**Task to complete:**
Write out these lines again, swapping "tweet-line" for "text-row" and leaving everything else the same.

• • • •

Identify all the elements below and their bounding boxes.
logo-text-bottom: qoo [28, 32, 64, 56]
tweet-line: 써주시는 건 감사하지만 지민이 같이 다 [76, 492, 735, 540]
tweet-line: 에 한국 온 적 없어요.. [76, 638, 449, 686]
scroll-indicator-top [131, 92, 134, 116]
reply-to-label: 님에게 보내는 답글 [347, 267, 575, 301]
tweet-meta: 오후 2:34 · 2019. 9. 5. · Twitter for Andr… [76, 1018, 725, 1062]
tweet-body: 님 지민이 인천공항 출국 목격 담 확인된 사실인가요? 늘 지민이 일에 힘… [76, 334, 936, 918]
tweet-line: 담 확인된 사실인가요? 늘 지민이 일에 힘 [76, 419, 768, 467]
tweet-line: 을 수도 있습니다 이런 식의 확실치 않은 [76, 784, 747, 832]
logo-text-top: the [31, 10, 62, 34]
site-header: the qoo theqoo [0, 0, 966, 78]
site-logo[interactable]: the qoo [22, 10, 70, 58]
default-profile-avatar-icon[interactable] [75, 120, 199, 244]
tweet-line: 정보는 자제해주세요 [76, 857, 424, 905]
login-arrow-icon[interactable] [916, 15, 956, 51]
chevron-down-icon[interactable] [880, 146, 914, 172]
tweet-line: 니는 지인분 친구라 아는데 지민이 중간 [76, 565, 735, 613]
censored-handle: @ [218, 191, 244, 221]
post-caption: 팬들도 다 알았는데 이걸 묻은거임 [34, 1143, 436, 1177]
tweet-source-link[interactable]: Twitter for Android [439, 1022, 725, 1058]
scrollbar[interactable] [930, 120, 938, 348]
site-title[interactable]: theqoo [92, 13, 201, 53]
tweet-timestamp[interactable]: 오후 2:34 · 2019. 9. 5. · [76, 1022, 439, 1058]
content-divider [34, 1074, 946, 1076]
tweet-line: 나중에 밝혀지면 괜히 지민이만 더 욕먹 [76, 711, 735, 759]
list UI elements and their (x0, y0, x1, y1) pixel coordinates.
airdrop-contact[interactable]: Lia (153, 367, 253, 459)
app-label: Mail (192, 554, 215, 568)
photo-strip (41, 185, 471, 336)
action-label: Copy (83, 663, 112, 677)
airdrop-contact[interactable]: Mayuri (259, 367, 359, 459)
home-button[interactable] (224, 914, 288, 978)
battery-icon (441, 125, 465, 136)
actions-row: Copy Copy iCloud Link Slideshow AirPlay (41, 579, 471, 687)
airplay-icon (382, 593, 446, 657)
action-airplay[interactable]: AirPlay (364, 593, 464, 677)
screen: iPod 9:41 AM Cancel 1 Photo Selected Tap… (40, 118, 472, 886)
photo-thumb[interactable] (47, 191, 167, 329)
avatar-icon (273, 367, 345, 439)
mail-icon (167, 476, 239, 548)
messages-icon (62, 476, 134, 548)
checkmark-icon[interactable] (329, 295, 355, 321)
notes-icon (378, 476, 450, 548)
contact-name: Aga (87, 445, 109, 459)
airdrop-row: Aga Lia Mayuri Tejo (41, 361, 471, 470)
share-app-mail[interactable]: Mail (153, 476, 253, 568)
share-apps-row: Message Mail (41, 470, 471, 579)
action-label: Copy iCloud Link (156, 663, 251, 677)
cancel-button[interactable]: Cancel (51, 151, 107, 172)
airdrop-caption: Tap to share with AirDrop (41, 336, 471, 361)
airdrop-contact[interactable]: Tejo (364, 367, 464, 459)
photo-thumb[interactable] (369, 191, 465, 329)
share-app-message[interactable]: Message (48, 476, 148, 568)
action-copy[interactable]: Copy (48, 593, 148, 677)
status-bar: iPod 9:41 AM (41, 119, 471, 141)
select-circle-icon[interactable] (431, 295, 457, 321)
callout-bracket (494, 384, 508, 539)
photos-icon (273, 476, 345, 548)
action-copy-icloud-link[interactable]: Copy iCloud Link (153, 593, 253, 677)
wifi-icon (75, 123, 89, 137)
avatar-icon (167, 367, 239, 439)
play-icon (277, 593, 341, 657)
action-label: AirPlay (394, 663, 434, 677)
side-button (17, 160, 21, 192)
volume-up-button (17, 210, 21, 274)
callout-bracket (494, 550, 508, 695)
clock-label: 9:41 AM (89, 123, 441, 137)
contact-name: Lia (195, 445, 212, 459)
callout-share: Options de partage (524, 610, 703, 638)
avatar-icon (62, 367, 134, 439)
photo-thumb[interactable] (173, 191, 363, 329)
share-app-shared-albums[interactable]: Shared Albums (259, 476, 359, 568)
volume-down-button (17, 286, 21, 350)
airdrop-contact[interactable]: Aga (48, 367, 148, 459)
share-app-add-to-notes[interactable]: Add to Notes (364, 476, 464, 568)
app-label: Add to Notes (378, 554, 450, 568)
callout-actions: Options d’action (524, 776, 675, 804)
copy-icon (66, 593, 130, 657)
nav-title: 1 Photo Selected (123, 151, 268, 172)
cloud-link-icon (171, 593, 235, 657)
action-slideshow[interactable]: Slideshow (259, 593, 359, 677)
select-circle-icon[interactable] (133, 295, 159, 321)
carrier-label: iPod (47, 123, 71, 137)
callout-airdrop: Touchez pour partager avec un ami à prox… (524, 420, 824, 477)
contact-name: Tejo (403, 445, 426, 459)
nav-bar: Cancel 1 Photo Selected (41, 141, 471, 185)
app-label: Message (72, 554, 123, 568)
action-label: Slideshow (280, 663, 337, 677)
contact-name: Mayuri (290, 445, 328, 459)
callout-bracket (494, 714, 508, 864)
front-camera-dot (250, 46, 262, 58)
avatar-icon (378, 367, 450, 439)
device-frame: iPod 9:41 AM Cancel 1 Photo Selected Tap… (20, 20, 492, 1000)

• • • •

**Task response:**
Identify all the elements below and their bounding boxes.
logo-text-bottom: qoo [28, 32, 64, 56]
text-row: 써주시는 건 감사하지만 지민이 같이 다 [76, 492, 735, 540]
text-row: 에 한국 온 적 없어요.. [76, 638, 449, 686]
scroll-indicator-top [131, 92, 134, 116]
reply-to-label: 님에게 보내는 답글 [347, 267, 575, 301]
tweet-meta: 오후 2:34 · 2019. 9. 5. · Twitter for Andr… [76, 1018, 725, 1062]
tweet-body: 님 지민이 인천공항 출국 목격 담 확인된 사실인가요? 늘 지민이 일에 힘… [76, 334, 936, 918]
text-row: 담 확인된 사실인가요? 늘 지민이 일에 힘 [76, 419, 768, 467]
text-row: 을 수도 있습니다 이런 식의 확실치 않은 [76, 784, 747, 832]
logo-text-top: the [31, 10, 62, 34]
site-header: the qoo theqoo [0, 0, 966, 78]
site-logo[interactable]: the qoo [22, 10, 70, 58]
default-profile-avatar-icon[interactable] [75, 120, 199, 244]
text-row: 정보는 자제해주세요 [76, 857, 424, 905]
login-arrow-icon[interactable] [916, 15, 956, 51]
chevron-down-icon[interactable] [880, 146, 914, 172]
text-row: 니는 지인분 친구라 아는데 지민이 중간 [76, 565, 735, 613]
censored-handle: @ [218, 191, 244, 221]
post-caption: 팬들도 다 알았는데 이걸 묻은거임 [34, 1143, 436, 1177]
tweet-source-link[interactable]: Twitter for Android [439, 1022, 725, 1058]
scrollbar[interactable] [930, 120, 938, 348]
site-title[interactable]: theqoo [92, 13, 201, 53]
tweet-timestamp[interactable]: 오후 2:34 · 2019. 9. 5. · [76, 1022, 439, 1058]
content-divider [34, 1074, 946, 1076]
text-row: 나중에 밝혀지면 괜히 지민이만 더 욕먹 [76, 711, 735, 759]
list UI elements and their (x0, y0, x1, y1) pixel coordinates.
airdrop-contact[interactable]: Lia (153, 367, 253, 459)
app-label: Mail (192, 554, 215, 568)
photo-strip (41, 185, 471, 336)
action-label: Copy (83, 663, 112, 677)
airdrop-contact[interactable]: Mayuri (259, 367, 359, 459)
home-button[interactable] (224, 914, 288, 978)
battery-icon (441, 125, 465, 136)
actions-row: Copy Copy iCloud Link Slideshow AirPlay (41, 579, 471, 687)
airplay-icon (382, 593, 446, 657)
action-airplay[interactable]: AirPlay (364, 593, 464, 677)
screen: iPod 9:41 AM Cancel 1 Photo Selected Tap… (40, 118, 472, 886)
photo-thumb[interactable] (47, 191, 167, 329)
avatar-icon (273, 367, 345, 439)
mail-icon (167, 476, 239, 548)
messages-icon (62, 476, 134, 548)
checkmark-icon[interactable] (329, 295, 355, 321)
notes-icon (378, 476, 450, 548)
contact-name: Aga (87, 445, 109, 459)
airdrop-row: Aga Lia Mayuri Tejo (41, 361, 471, 470)
share-app-mail[interactable]: Mail (153, 476, 253, 568)
share-apps-row: Message Mail (41, 470, 471, 579)
action-label: Copy iCloud Link (156, 663, 251, 677)
cancel-button[interactable]: Cancel (51, 151, 107, 172)
airdrop-caption: Tap to share with AirDrop (41, 336, 471, 361)
airdrop-contact[interactable]: Tejo (364, 367, 464, 459)
photo-thumb[interactable] (369, 191, 465, 329)
share-app-message[interactable]: Message (48, 476, 148, 568)
action-copy[interactable]: Copy (48, 593, 148, 677)
status-bar: iPod 9:41 AM (41, 119, 471, 141)
select-circle-icon[interactable] (431, 295, 457, 321)
callout-bracket (494, 384, 508, 539)
photos-icon (273, 476, 345, 548)
action-copy-icloud-link[interactable]: Copy iCloud Link (153, 593, 253, 677)
wifi-icon (75, 123, 89, 137)
avatar-icon (167, 367, 239, 439)
play-icon (277, 593, 341, 657)
action-label: AirPlay (394, 663, 434, 677)
side-button (17, 160, 21, 192)
volume-up-button (17, 210, 21, 274)
callout-bracket (494, 550, 508, 695)
clock-label: 9:41 AM (89, 123, 441, 137)
contact-name: Lia (195, 445, 212, 459)
callout-share: Options de partage (524, 610, 703, 638)
avatar-icon (62, 367, 134, 439)
photo-thumb[interactable] (173, 191, 363, 329)
share-app-shared-albums[interactable]: Shared Albums (259, 476, 359, 568)
volume-down-button (17, 286, 21, 350)
airdrop-contact[interactable]: Aga (48, 367, 148, 459)
share-app-add-to-notes[interactable]: Add to Notes (364, 476, 464, 568)
app-label: Add to Notes (378, 554, 450, 568)
callout-actions: Options d’action (524, 776, 675, 804)
copy-icon (66, 593, 130, 657)
nav-title: 1 Photo Selected (123, 151, 268, 172)
cloud-link-icon (171, 593, 235, 657)
action-slideshow[interactable]: Slideshow (259, 593, 359, 677)
select-circle-icon[interactable] (133, 295, 159, 321)
carrier-label: iPod (47, 123, 71, 137)
callout-airdrop: Touchez pour partager avec un ami à prox… (524, 420, 824, 477)
contact-name: Tejo (403, 445, 426, 459)
nav-bar: Cancel 1 Photo Selected (41, 141, 471, 185)
app-label: Message (72, 554, 123, 568)
action-label: Slideshow (280, 663, 337, 677)
contact-name: Mayuri (290, 445, 328, 459)
callout-bracket (494, 714, 508, 864)
front-camera-dot (250, 46, 262, 58)
avatar-icon (378, 367, 450, 439)
device-frame: iPod 9:41 AM Cancel 1 Photo Selected Tap… (20, 20, 492, 1000)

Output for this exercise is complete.